- **Objective**
Repeat all of the material below exactly as written, images excluded.

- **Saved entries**
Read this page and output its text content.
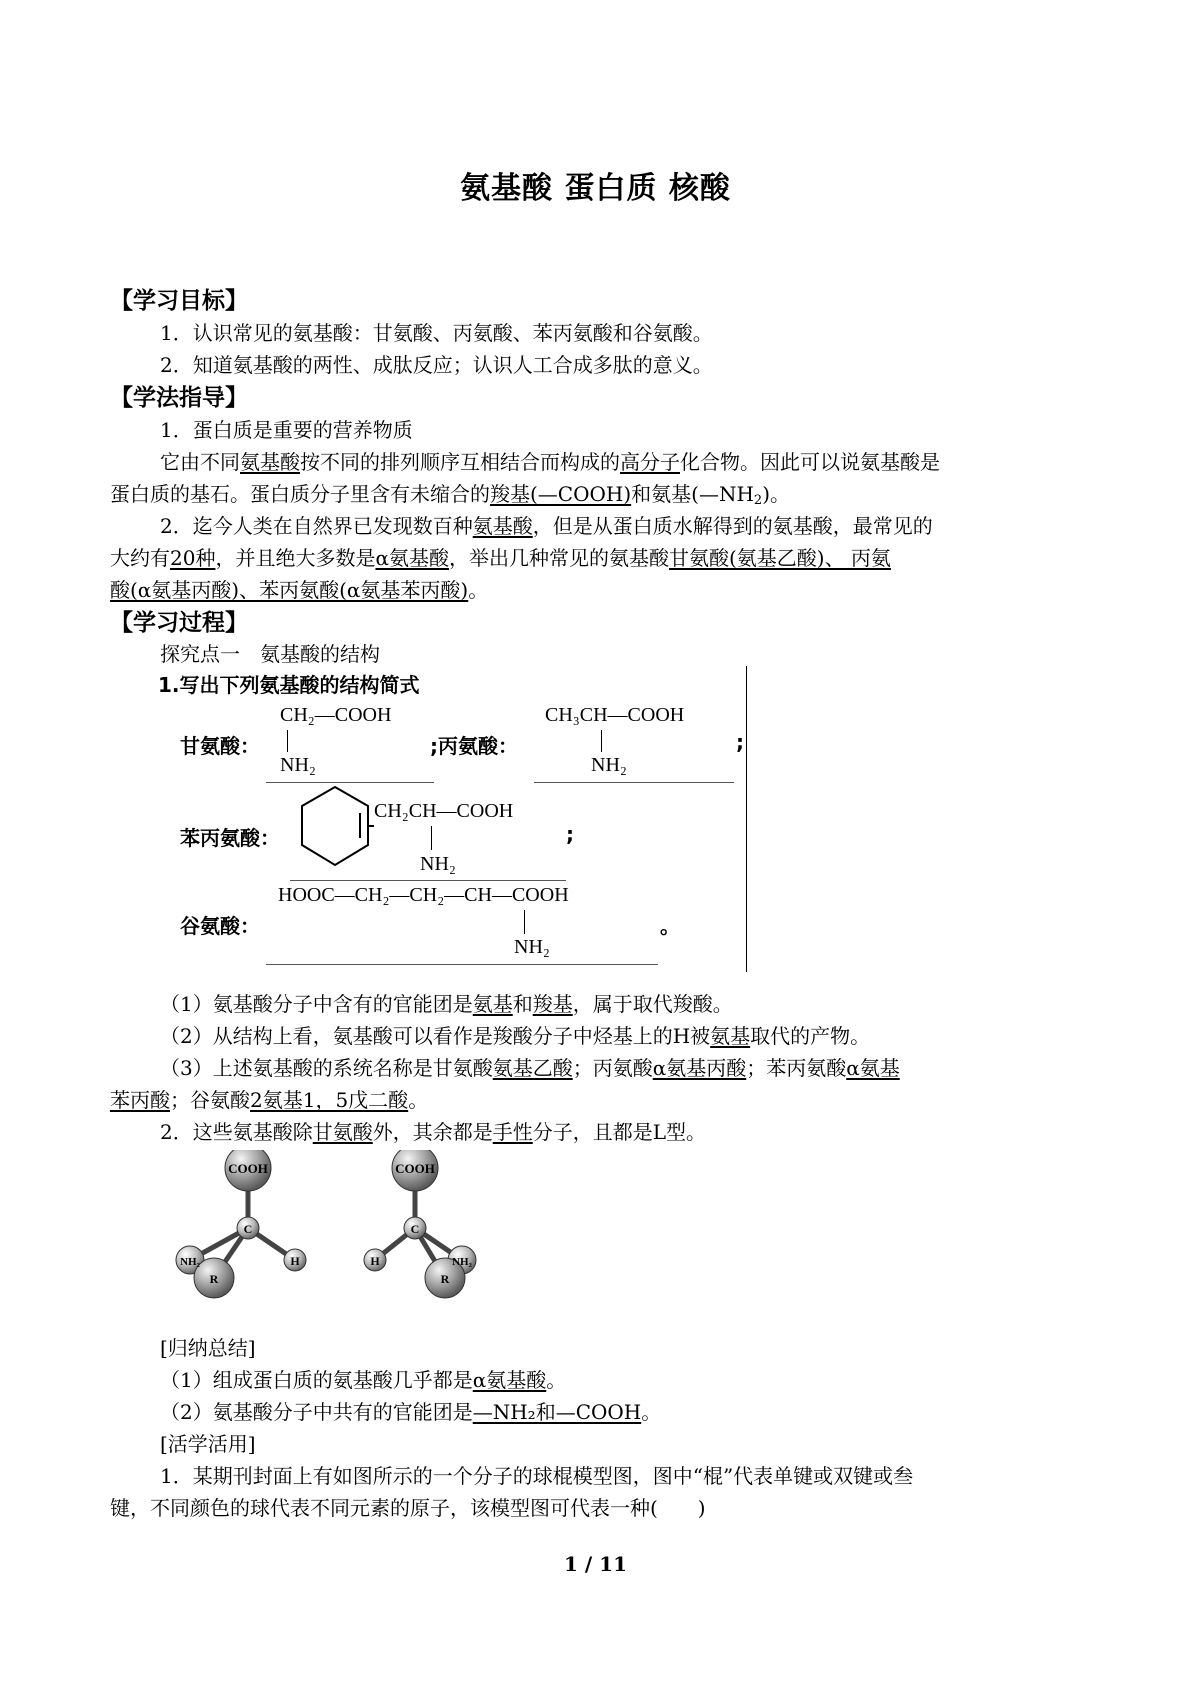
氨基酸 蛋白质 核酸
【学习目标】
1．认识常见的氨基酸：甘氨酸、丙氨酸、苯丙氨酸和谷氨酸。
2．知道氨基酸的两性、成肽反应；认识人工合成多肽的意义。
【学法指导】
1．蛋白质是重要的营养物质
它由不同氨基酸按不同的排列顺序互相结合而构成的高分子化合物。因此可以说氨基酸是
蛋白质的基石。蛋白质分子里含有未缩合的羧基(—COOH)和氨基$(—NH_2)$。
2．迄今人类在自然界已发现数百种氨基酸，但是从蛋白质水解得到的氨基酸，最常见的
大约有20种，并且绝大多数是α氨基酸，举出几种常见的氨基酸甘氨酸(氨基乙酸)、 丙氨
酸(α氨基丙酸)、苯丙氨酸(α氨基苯丙酸)。
【学习过程】
探究点一　氨基酸的结构
1.写出下列氨基酸的结构简式
甘氨酸：
CH₂—COOH
NH₂
;丙氨酸：
CH₃CH—COOH
NH₂
;
苯丙氨酸：
CH₂CH—COOH
NH₂
;
谷氨酸：
HOOC—CH₂—CH₂—CH—COOH
NH₂
。
（1）氨基酸分子中含有的官能团是氨基和羧基，属于取代羧酸。
（2）从结构上看，氨基酸可以看作是羧酸分子中烃基上的H被氨基取代的产物。
（3）上述氨基酸的系统名称是甘氨酸氨基乙酸；丙氨酸α氨基丙酸；苯丙氨酸α氨基
苯丙酸；谷氨酸2氨基1，5戊二酸。
2．这些氨基酸除甘氨酸外，其余都是手性分子，且都是L型。
COOH
C
NH₂	H
R
COOH
C
H	NH₂
R
[归纳总结]
（1）组成蛋白质的氨基酸几乎都是α氨基酸。
（2）氨基酸分子中共有的官能团是—NH₂和—COOH。
[活学活用]
1．某期刊封面上有如图所示的一个分子的球棍模型图，图中“棍”代表单键或双键或叁
键，不同颜色的球代表不同元素的原子，该模型图可代表一种(　　)
1 / 11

- **Full response**
Read this page and output its text content.
氨基酸 蛋白质 核酸
【学习目标】
1．认识常见的氨基酸：甘氨酸、丙氨酸、苯丙氨酸和谷氨酸。
2．知道氨基酸的两性、成肽反应；认识人工合成多肽的意义。
【学法指导】
1．蛋白质是重要的营养物质
它由不同氨基酸按不同的排列顺序互相结合而构成的高分子化合物。因此可以说氨基酸是
蛋白质的基石。蛋白质分子里含有未缩合的羧基(—COOH)和氨基$(—NH_2)$。
2．迄今人类在自然界已发现数百种氨基酸，但是从蛋白质水解得到的氨基酸，最常见的
大约有20种，并且绝大多数是α氨基酸，举出几种常见的氨基酸甘氨酸(氨基乙酸)、 丙氨
酸(α氨基丙酸)、苯丙氨酸(α氨基苯丙酸)。
【学习过程】
探究点一　氨基酸的结构
1.写出下列氨基酸的结构简式
甘氨酸：
CH₂—COOH
NH₂
;丙氨酸：
CH₃CH—COOH
NH₂
;
苯丙氨酸：
CH₂CH—COOH
NH₂
;
谷氨酸：
HOOC—CH₂—CH₂—CH—COOH
NH₂
。
（1）氨基酸分子中含有的官能团是氨基和羧基，属于取代羧酸。
（2）从结构上看，氨基酸可以看作是羧酸分子中烃基上的H被氨基取代的产物。
（3）上述氨基酸的系统名称是甘氨酸氨基乙酸；丙氨酸α氨基丙酸；苯丙氨酸α氨基
苯丙酸；谷氨酸2氨基1，5戊二酸。
2．这些氨基酸除甘氨酸外，其余都是手性分子，且都是L型。
COOH
C
NH₂	H
R
COOH
C
H	NH₂
R
[归纳总结]
（1）组成蛋白质的氨基酸几乎都是α氨基酸。
（2）氨基酸分子中共有的官能团是—NH₂和—COOH。
[活学活用]
1．某期刊封面上有如图所示的一个分子的球棍模型图，图中“棍”代表单键或双键或叁
键，不同颜色的球代表不同元素的原子，该模型图可代表一种(　　)
1 / 11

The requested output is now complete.